Some records
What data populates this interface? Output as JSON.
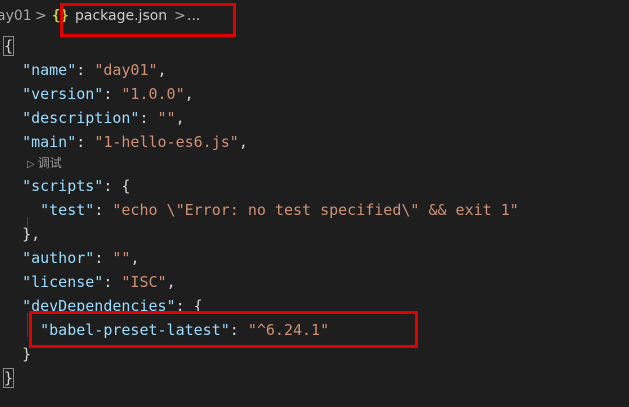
{
  "breadcrumb": {
    "folder": "ay01",
    "separator": ">",
    "json_icon": "{}",
    "file": "package.json",
    "more": "..."
  },
  "codelens": {
    "icon": "▷",
    "label": "调试"
  },
  "code": {
    "open": "{",
    "name_key": "\"name\"",
    "name_val": "\"day01\"",
    "version_key": "\"version\"",
    "version_val": "\"1.0.0\"",
    "description_key": "\"description\"",
    "description_val": "\"\"",
    "main_key": "\"main\"",
    "main_val": "\"1-hello-es6.js\"",
    "scripts_key": "\"scripts\"",
    "test_key": "\"test\"",
    "test_val": "\"echo \\\"Error: no test specified\\\" && exit 1\"",
    "scripts_close": "},",
    "author_key": "\"author\"",
    "author_val": "\"\"",
    "license_key": "\"license\"",
    "license_val": "\"ISC\"",
    "devdeps_key": "\"devDependencies\"",
    "babel_key": "\"babel-preset-latest\"",
    "babel_val": "\"^6.24.1\"",
    "devdeps_close": "}",
    "close": "}"
  },
  "colors": {
    "background": "#1e1e1e",
    "key": "#9cdcfe",
    "string": "#ce9178",
    "punctuation": "#d4d4d4",
    "highlight_box": "#e00000",
    "json_icon": "#cbcb41"
  }
}
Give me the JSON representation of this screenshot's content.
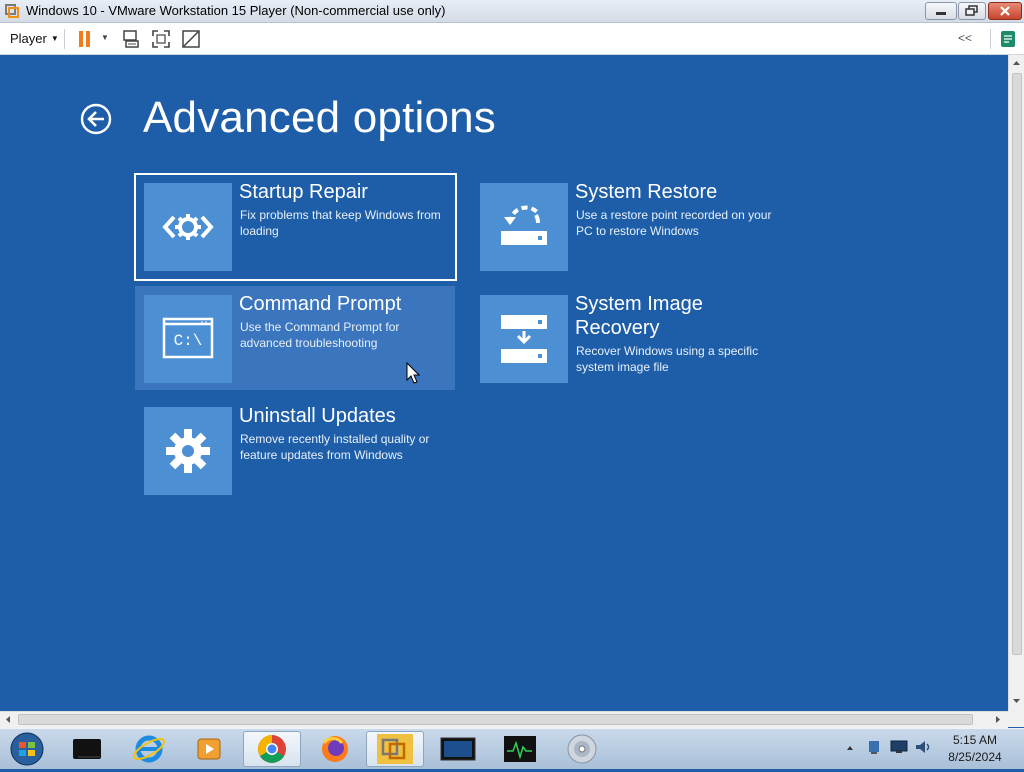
{
  "window": {
    "title": "Windows 10 - VMware Workstation 15 Player (Non-commercial use only)",
    "buttons": [
      "minimize-icon",
      "restore-icon",
      "close-icon"
    ]
  },
  "toolbar": {
    "player_label": "Player",
    "collapse_label": "<<",
    "icons": [
      "pause-icon",
      "send-ctrl-alt-del-icon",
      "full-screen-icon",
      "unity-icon",
      "notes-icon"
    ]
  },
  "guest": {
    "title": "Advanced options",
    "tiles": [
      {
        "title": "Startup Repair",
        "description": "Fix problems that keep Windows from loading",
        "icon": "startup-repair-icon",
        "state": "selected"
      },
      {
        "title": "System Restore",
        "description": "Use a restore point recorded on your PC to restore Windows",
        "icon": "system-restore-icon",
        "state": "normal"
      },
      {
        "title": "Command Prompt",
        "description": "Use the Command Prompt for advanced troubleshooting",
        "icon": "command-prompt-icon",
        "icon_text": "C:\\",
        "state": "hover"
      },
      {
        "title": "System Image Recovery",
        "description": "Recover Windows using a specific system image file",
        "icon": "system-image-recovery-icon",
        "state": "normal"
      },
      {
        "title": "Uninstall Updates",
        "description": "Remove recently installed quality or feature updates from Windows",
        "icon": "gear-icon",
        "state": "normal"
      }
    ]
  },
  "taskbar": {
    "apps": [
      "start-orb-icon",
      "terminal-icon",
      "internet-explorer-icon",
      "media-player-icon",
      "chrome-icon",
      "firefox-icon",
      "vmware-icon",
      "screen-icon",
      "activity-monitor-icon",
      "disc-icon"
    ],
    "tray": [
      "show-hidden-icons-chevron",
      "network-icon",
      "display-icon",
      "volume-icon"
    ],
    "time": "5:15 AM",
    "date": "8/25/2024"
  },
  "colors": {
    "guest_background": "#1e5ea9",
    "tile_icon_background": "#4c8fd3",
    "hover_tile_background": "#3a75bd"
  }
}
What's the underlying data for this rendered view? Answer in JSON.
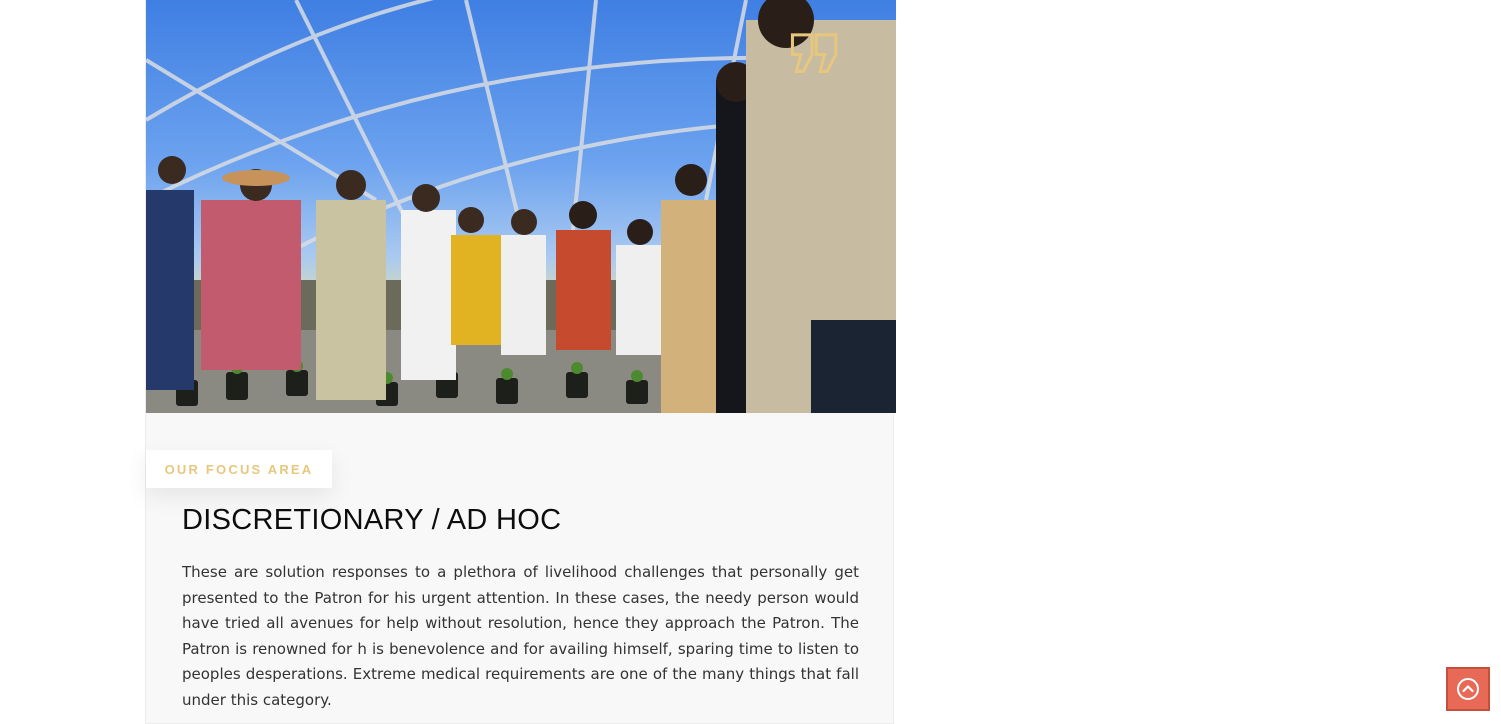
{
  "hero": {
    "image_alt": "People gathered inside a shade-net greenhouse with young seedlings",
    "quote_icon": "quote-mark-icon"
  },
  "focus": {
    "badge_label": "OUR FOCUS AREA",
    "title": "DISCRETIONARY / AD HOC",
    "description": "These are solution responses to a plethora of livelihood challenges that personally get presented to the Patron for his urgent attention. In these cases, the needy person would have tried all avenues for help without resolution, hence they approach the Patron. The Patron is renowned for h is benevolence and for availing himself, sparing time to listen to peoples desperations. Extreme medical requirements are one of the many things that fall under this category."
  },
  "scroll_top": {
    "icon": "chevron-up-circle-icon"
  },
  "colors": {
    "accent_gold": "#e7c77d",
    "scroll_button": "#e86a56",
    "title_text": "#0d0d0d",
    "body_text": "#333333",
    "card_bg": "#f8f8f8"
  }
}
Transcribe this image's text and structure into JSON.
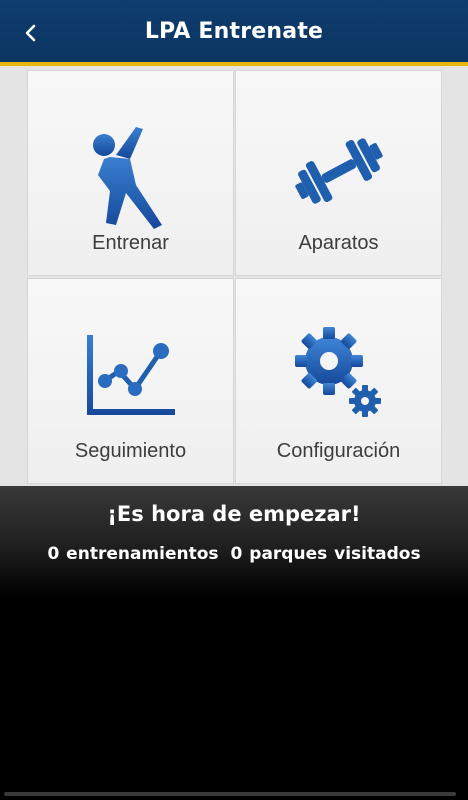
{
  "header": {
    "title": "LPA Entrenate",
    "back_icon": "chevron-left-icon"
  },
  "menu": {
    "items": [
      {
        "label": "Entrenar",
        "icon": "exercise-person-icon"
      },
      {
        "label": "Aparatos",
        "icon": "dumbbell-icon"
      },
      {
        "label": "Seguimiento",
        "icon": "line-chart-icon"
      },
      {
        "label": "Configuración",
        "icon": "gears-icon"
      }
    ]
  },
  "status": {
    "headline": "¡Es hora de empezar!",
    "workouts": "0 entrenamientos",
    "parks": "0 parques visitados"
  },
  "colors": {
    "header_bg": "#0f3d6e",
    "header_accent": "#e9b60d",
    "icon_blue": "#1f5fae"
  }
}
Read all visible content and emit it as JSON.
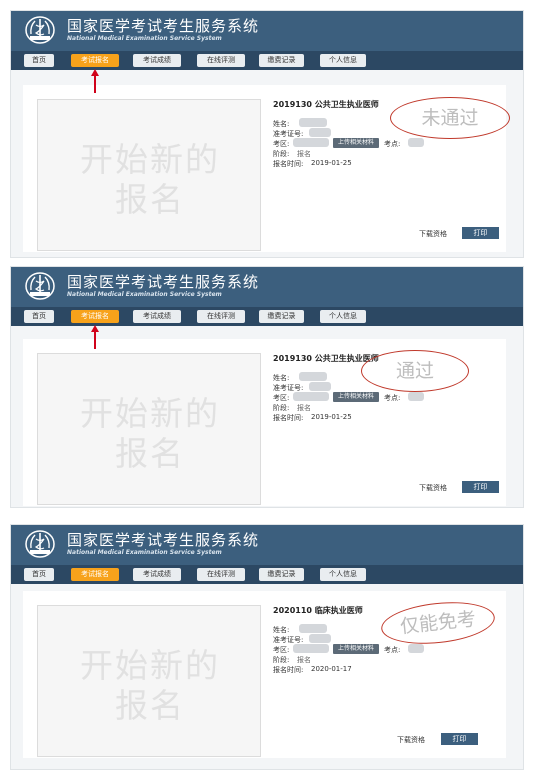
{
  "app": {
    "title": "国家医学考试考生服务系统",
    "subtitle": "National Medical Examination Service System"
  },
  "nav": [
    "首页",
    "考试报名",
    "考试成绩",
    "在线评测",
    "缴费记录",
    "个人信息"
  ],
  "placeholder_text": "开始新的报名",
  "labels": {
    "name": "姓名:",
    "ticket": "准考证号:",
    "area": "考区:",
    "site": "考点:",
    "stage": "阶段:",
    "time": "报名时间:",
    "upload": "上传相关材料",
    "download": "下载资格",
    "print": "打印"
  },
  "records": [
    {
      "exam": "2019130 公共卫生执业医师",
      "stage": "报名",
      "date": "2019-01-25",
      "stamp": "未通过"
    },
    {
      "exam": "2019130 公共卫生执业医师",
      "stage": "报名",
      "date": "2019-01-25",
      "stamp": "通过"
    },
    {
      "exam": "2020110 临床执业医师",
      "stage": "报名",
      "date": "2020-01-17",
      "stamp": "仅能免考"
    }
  ],
  "colors": {
    "header": "#3c5f7e",
    "navbar": "#2c4863",
    "active_tab": "#f7a21b",
    "stamp_ring": "#c0392b",
    "arrow": "#d0021b"
  }
}
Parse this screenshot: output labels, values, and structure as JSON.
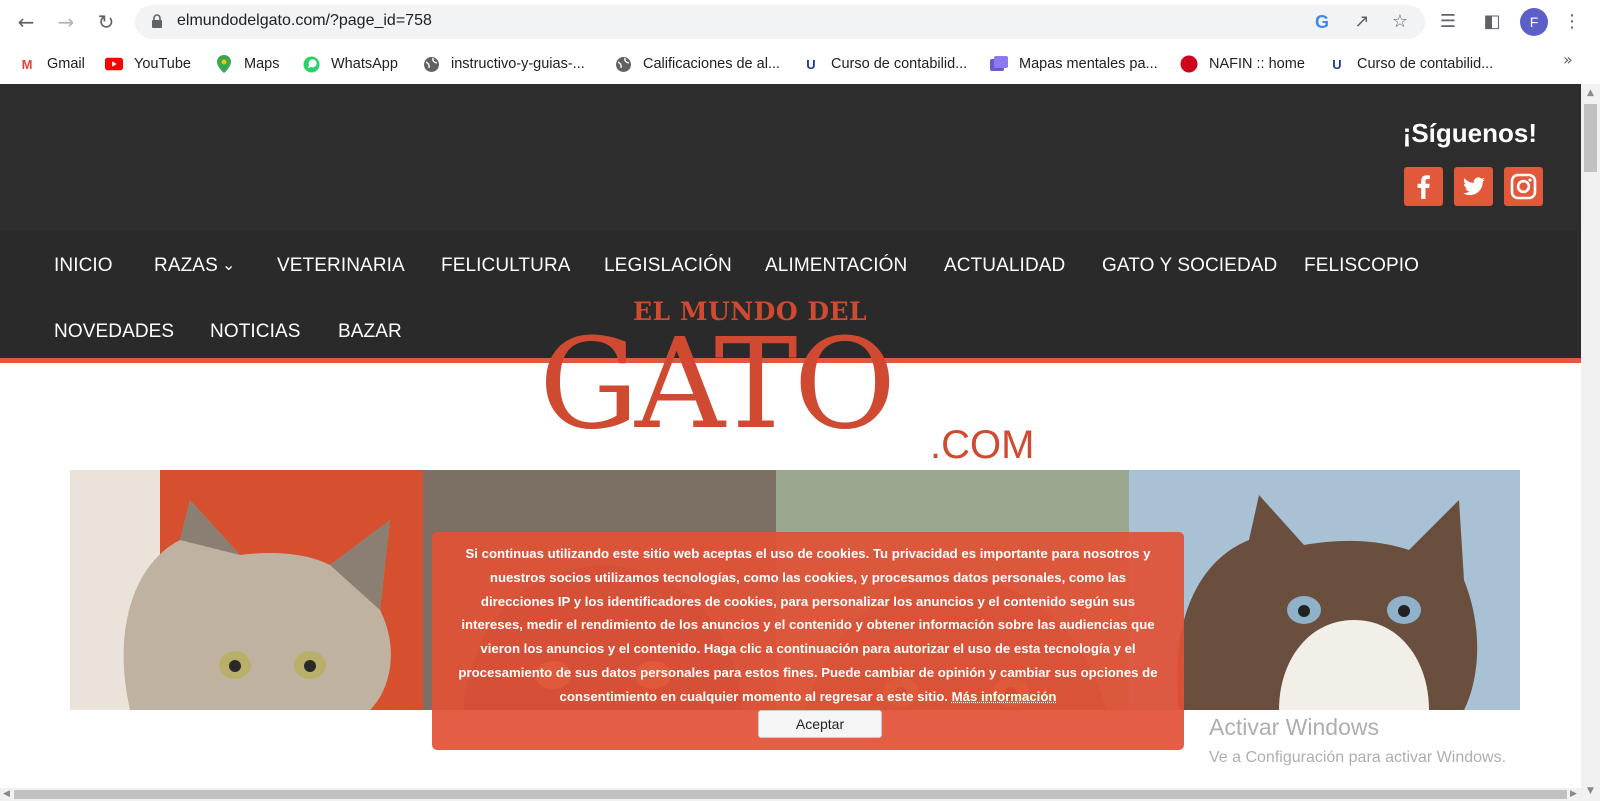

WHAT NEEDS TO BE DONE:
Write out all the records again, exactly, minus any pictures.

ANSWER TO THE PROBLEM:
What data populates this interface? Output as JSON.
{
  "breadcrumb": {
    "folder": "ay01",
    "separator": ">",
    "json_icon": "{}",
    "file": "package.json",
    "more": "..."
  },
  "codelens": {
    "icon": "▷",
    "label": "调试"
  },
  "code": {
    "open": "{",
    "name_key": "\"name\"",
    "name_val": "\"day01\"",
    "version_key": "\"version\"",
    "version_val": "\"1.0.0\"",
    "description_key": "\"description\"",
    "description_val": "\"\"",
    "main_key": "\"main\"",
    "main_val": "\"1-hello-es6.js\"",
    "scripts_key": "\"scripts\"",
    "test_key": "\"test\"",
    "test_val": "\"echo \\\"Error: no test specified\\\" && exit 1\"",
    "scripts_close": "},",
    "author_key": "\"author\"",
    "author_val": "\"\"",
    "license_key": "\"license\"",
    "license_val": "\"ISC\"",
    "devdeps_key": "\"devDependencies\"",
    "babel_key": "\"babel-preset-latest\"",
    "babel_val": "\"^6.24.1\"",
    "devdeps_close": "}",
    "close": "}"
  },
  "colors": {
    "background": "#1e1e1e",
    "key": "#9cdcfe",
    "string": "#ce9178",
    "punctuation": "#d4d4d4",
    "highlight_box": "#e00000",
    "json_icon": "#cbcb41"
  }
}
Give me the JSON representation of this screenshot's content.
{
  "window": {
    "title": "Windows 10 - VMware Workstation 15 Player (Non-commercial use only)",
    "buttons": [
      "minimize-icon",
      "restore-icon",
      "close-icon"
    ]
  },
  "toolbar": {
    "player_label": "Player",
    "collapse_label": "<<",
    "icons": [
      "pause-icon",
      "send-ctrl-alt-del-icon",
      "full-screen-icon",
      "unity-icon",
      "notes-icon"
    ]
  },
  "guest": {
    "title": "Advanced options",
    "tiles": [
      {
        "title": "Startup Repair",
        "description": "Fix problems that keep Windows from loading",
        "icon": "startup-repair-icon",
        "state": "selected"
      },
      {
        "title": "System Restore",
        "description": "Use a restore point recorded on your PC to restore Windows",
        "icon": "system-restore-icon",
        "state": "normal"
      },
      {
        "title": "Command Prompt",
        "description": "Use the Command Prompt for advanced troubleshooting",
        "icon": "command-prompt-icon",
        "icon_text": "C:\\",
        "state": "hover"
      },
      {
        "title": "System Image Recovery",
        "description": "Recover Windows using a specific system image file",
        "icon": "system-image-recovery-icon",
        "state": "normal"
      },
      {
        "title": "Uninstall Updates",
        "description": "Remove recently installed quality or feature updates from Windows",
        "icon": "gear-icon",
        "state": "normal"
      }
    ]
  },
  "taskbar": {
    "apps": [
      "start-orb-icon",
      "terminal-icon",
      "internet-explorer-icon",
      "media-player-icon",
      "chrome-icon",
      "firefox-icon",
      "vmware-icon",
      "screen-icon",
      "activity-monitor-icon",
      "disc-icon"
    ],
    "tray": [
      "show-hidden-icons-chevron",
      "network-icon",
      "display-icon",
      "volume-icon"
    ],
    "time": "5:15 AM",
    "date": "8/25/2024"
  },
  "colors": {
    "guest_background": "#1e5ea9",
    "tile_icon_background": "#4c8fd3",
    "hover_tile_background": "#3a75bd"
  }
}
What's the underlying data for this rendered view? Answer in JSON.
{
  "hero": {
    "image_alt": "People gathered inside a shade-net greenhouse with young seedlings",
    "quote_icon": "quote-mark-icon"
  },
  "focus": {
    "badge_label": "OUR FOCUS AREA",
    "title": "DISCRETIONARY / AD HOC",
    "description": "These are solution responses to a plethora of livelihood challenges that personally get presented to the Patron for his urgent attention. In these cases, the needy person would have tried all avenues for help without resolution, hence they approach the Patron. The Patron is renowned for h is benevolence and for availing himself, sparing time to listen to peoples desperations. Extreme medical requirements are one of the many things that fall under this category."
  },
  "scroll_top": {
    "icon": "chevron-up-circle-icon"
  },
  "colors": {
    "accent_gold": "#e7c77d",
    "scroll_button": "#e86a56",
    "title_text": "#0d0d0d",
    "body_text": "#333333",
    "card_bg": "#f8f8f8"
  }
}
Transcribe this image's text and structure into JSON.
{
  "header": {
    "title": "LPA Entrenate",
    "back_icon": "chevron-left-icon"
  },
  "menu": {
    "items": [
      {
        "label": "Entrenar",
        "icon": "exercise-person-icon"
      },
      {
        "label": "Aparatos",
        "icon": "dumbbell-icon"
      },
      {
        "label": "Seguimiento",
        "icon": "line-chart-icon"
      },
      {
        "label": "Configuración",
        "icon": "gears-icon"
      }
    ]
  },
  "status": {
    "headline": "¡Es hora de empezar!",
    "workouts": "0 entrenamientos",
    "parks": "0 parques visitados"
  },
  "colors": {
    "header_bg": "#0f3d6e",
    "header_accent": "#e9b60d",
    "icon_blue": "#1f5fae"
  }
}
Read all visible content and emit it as JSON.
{
  "app": {
    "title": "国家医学考试考生服务系统",
    "subtitle": "National Medical Examination Service System"
  },
  "nav": [
    "首页",
    "考试报名",
    "考试成绩",
    "在线评测",
    "缴费记录",
    "个人信息"
  ],
  "placeholder_text": "开始新的报名",
  "labels": {
    "name": "姓名:",
    "ticket": "准考证号:",
    "area": "考区:",
    "site": "考点:",
    "stage": "阶段:",
    "time": "报名时间:",
    "upload": "上传相关材料",
    "download": "下载资格",
    "print": "打印"
  },
  "records": [
    {
      "exam": "2019130 公共卫生执业医师",
      "stage": "报名",
      "date": "2019-01-25",
      "stamp": "未通过"
    },
    {
      "exam": "2019130 公共卫生执业医师",
      "stage": "报名",
      "date": "2019-01-25",
      "stamp": "通过"
    },
    {
      "exam": "2020110 临床执业医师",
      "stage": "报名",
      "date": "2020-01-17",
      "stamp": "仅能免考"
    }
  ],
  "colors": {
    "header": "#3c5f7e",
    "navbar": "#2c4863",
    "active_tab": "#f7a21b",
    "stamp_ring": "#c0392b",
    "arrow": "#d0021b"
  }
}
Parse this screenshot: output labels, values, and structure as JSON.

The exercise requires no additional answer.